Given request: Transcribe the records in full, keeping every character as it is.
____
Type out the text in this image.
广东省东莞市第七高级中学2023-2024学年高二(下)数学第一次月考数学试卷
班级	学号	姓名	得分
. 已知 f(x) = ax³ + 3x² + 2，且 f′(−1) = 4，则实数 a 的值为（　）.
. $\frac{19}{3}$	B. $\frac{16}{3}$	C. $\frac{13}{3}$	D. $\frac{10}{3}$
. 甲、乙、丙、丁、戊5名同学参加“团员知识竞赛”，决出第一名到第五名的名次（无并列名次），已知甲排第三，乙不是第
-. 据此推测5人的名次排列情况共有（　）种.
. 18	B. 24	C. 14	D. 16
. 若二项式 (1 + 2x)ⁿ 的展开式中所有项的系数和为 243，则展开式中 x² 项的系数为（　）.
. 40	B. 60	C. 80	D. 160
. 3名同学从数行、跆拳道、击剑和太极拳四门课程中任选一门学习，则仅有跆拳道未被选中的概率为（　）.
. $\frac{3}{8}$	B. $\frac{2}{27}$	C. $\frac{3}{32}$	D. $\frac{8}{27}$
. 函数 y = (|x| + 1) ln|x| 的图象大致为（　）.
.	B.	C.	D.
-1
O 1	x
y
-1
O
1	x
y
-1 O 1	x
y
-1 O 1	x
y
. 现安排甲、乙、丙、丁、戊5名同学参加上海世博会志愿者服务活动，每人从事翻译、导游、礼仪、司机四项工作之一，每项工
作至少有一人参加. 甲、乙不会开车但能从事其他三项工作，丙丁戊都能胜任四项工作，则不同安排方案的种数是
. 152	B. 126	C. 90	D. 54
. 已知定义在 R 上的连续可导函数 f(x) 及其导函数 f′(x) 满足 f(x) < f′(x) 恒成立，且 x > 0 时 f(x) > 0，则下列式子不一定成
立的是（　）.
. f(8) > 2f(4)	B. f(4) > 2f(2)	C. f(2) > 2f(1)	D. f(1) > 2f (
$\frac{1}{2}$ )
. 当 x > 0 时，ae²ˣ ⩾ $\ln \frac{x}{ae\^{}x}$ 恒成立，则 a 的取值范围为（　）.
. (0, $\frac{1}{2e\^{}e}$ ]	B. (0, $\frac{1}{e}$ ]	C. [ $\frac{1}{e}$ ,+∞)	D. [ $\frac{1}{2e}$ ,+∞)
____
Output of the task:
Type out the text in this image.
广东省东莞市第七高级中学2023-2024学年高二(下)数学第一次月考数学试卷
班级	学号	姓名	得分
. 已知 f(x) = ax³ + 3x² + 2，且 f′(−1) = 4，则实数 a 的值为（　）.
. $\frac{19}{3}$	B. $\frac{16}{3}$	C. $\frac{13}{3}$	D. $\frac{10}{3}$
. 甲、乙、丙、丁、戊5名同学参加“团员知识竞赛”，决出第一名到第五名的名次（无并列名次），已知甲排第三，乙不是第
-. 据此推测5人的名次排列情况共有（　）种.
. 18	B. 24	C. 14	D. 16
. 若二项式 (1 + 2x)ⁿ 的展开式中所有项的系数和为 243，则展开式中 x² 项的系数为（　）.
. 40	B. 60	C. 80	D. 160
. 3名同学从数行、跆拳道、击剑和太极拳四门课程中任选一门学习，则仅有跆拳道未被选中的概率为（　）.
. $\frac{3}{8}$	B. $\frac{2}{27}$	C. $\frac{3}{32}$	D. $\frac{8}{27}$
. 函数 y = (|x| + 1) ln|x| 的图象大致为（　）.
.	B.	C.	D.
-1
O 1	x
y
-1
O
1	x
y
-1 O 1	x
y
-1 O 1	x
y
. 现安排甲、乙、丙、丁、戊5名同学参加上海世博会志愿者服务活动，每人从事翻译、导游、礼仪、司机四项工作之一，每项工
作至少有一人参加. 甲、乙不会开车但能从事其他三项工作，丙丁戊都能胜任四项工作，则不同安排方案的种数是
. 152	B. 126	C. 90	D. 54
. 已知定义在 R 上的连续可导函数 f(x) 及其导函数 f′(x) 满足 f(x) < f′(x) 恒成立，且 x > 0 时 f(x) > 0，则下列式子不一定成
立的是（　）.
. f(8) > 2f(4)	B. f(4) > 2f(2)	C. f(2) > 2f(1)	D. f(1) > 2f (
$\frac{1}{2}$ )
. 当 x > 0 时，ae²ˣ ⩾ $\ln \frac{x}{ae\^{}x}$ 恒成立，则 a 的取值范围为（　）.
. (0, $\frac{1}{2e\^{}e}$ ]	B. (0, $\frac{1}{e}$ ]	C. [ $\frac{1}{e}$ ,+∞)	D. [ $\frac{1}{2e}$ ,+∞)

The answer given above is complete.